◆ **The exercise**: In the listing below, count the lines with "alla" and report only the figure.

Items from a data source
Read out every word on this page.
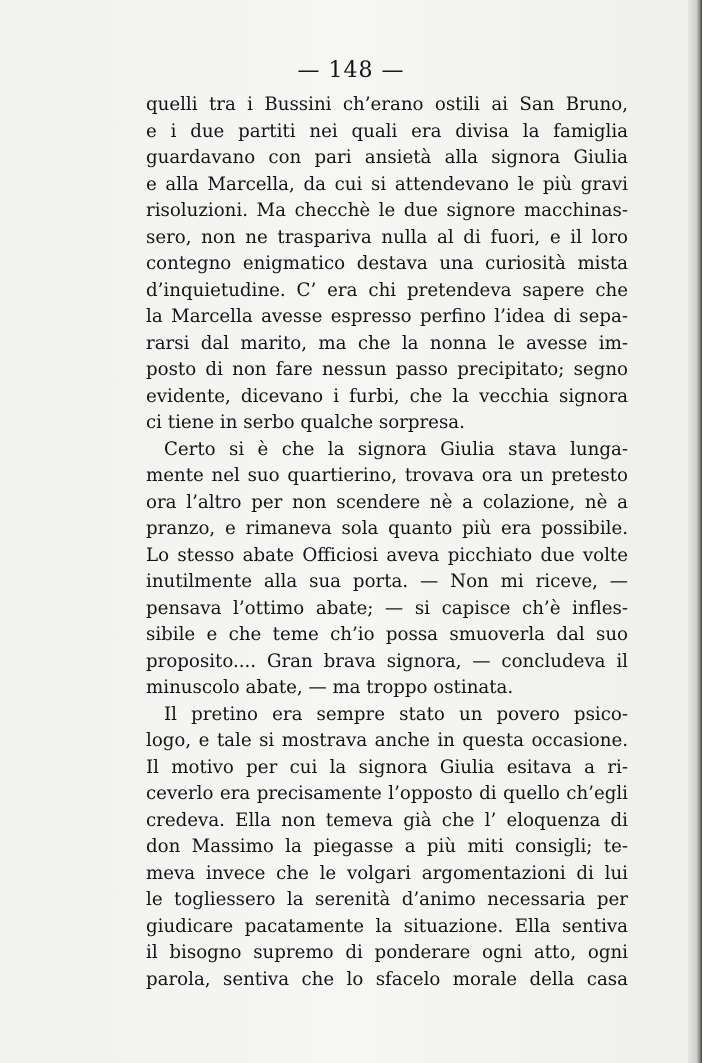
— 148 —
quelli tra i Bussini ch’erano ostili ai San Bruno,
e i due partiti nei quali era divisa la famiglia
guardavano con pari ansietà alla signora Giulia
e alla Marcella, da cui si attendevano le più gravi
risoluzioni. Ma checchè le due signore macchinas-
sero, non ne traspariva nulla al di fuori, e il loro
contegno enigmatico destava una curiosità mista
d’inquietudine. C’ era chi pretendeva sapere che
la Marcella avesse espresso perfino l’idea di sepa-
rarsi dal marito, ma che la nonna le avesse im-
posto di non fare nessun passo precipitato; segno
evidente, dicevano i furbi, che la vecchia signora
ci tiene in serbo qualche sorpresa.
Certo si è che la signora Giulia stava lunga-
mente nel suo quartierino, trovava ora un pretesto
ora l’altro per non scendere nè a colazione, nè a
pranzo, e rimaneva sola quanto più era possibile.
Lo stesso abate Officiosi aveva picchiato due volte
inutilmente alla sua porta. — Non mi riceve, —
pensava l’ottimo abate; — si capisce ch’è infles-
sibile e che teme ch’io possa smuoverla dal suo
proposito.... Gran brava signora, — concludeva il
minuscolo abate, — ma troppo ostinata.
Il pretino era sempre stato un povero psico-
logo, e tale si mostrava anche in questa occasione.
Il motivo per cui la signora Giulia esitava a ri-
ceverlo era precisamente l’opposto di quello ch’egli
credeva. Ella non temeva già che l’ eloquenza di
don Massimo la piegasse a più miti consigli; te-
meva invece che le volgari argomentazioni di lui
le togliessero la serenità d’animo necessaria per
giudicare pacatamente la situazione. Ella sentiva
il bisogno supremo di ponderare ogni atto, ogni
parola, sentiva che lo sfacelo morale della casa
---
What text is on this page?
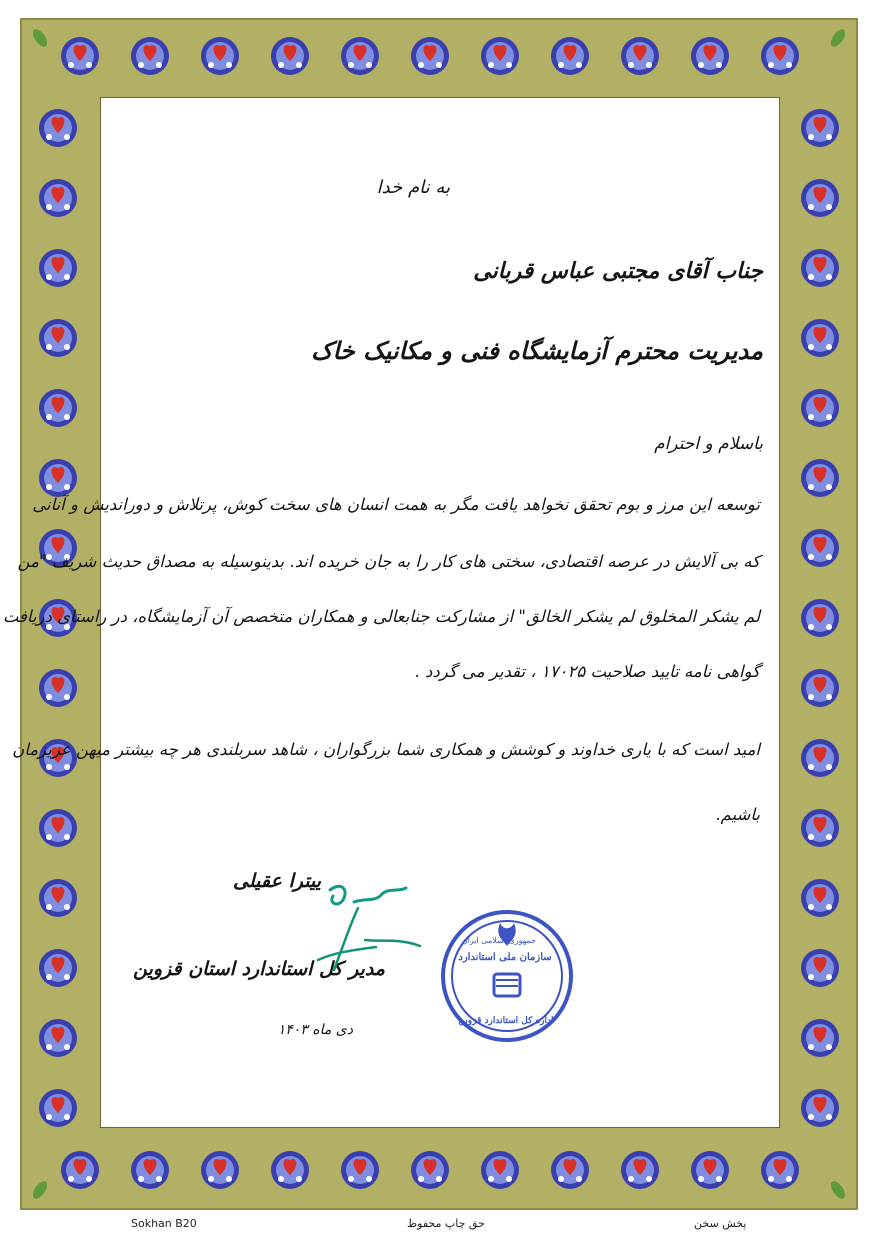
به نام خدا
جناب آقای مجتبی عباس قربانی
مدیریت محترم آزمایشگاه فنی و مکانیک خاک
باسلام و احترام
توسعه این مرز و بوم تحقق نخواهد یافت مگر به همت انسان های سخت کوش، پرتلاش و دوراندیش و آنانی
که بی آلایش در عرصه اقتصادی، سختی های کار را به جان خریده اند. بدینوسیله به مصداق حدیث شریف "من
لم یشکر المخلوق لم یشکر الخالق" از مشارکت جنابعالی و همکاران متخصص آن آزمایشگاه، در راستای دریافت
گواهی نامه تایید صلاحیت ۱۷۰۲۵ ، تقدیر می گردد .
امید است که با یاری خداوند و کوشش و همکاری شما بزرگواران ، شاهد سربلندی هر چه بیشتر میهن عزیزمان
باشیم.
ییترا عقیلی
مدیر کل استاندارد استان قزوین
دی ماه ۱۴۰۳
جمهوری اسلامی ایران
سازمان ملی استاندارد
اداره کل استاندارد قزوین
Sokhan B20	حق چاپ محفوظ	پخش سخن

◆ **Complete output**: 3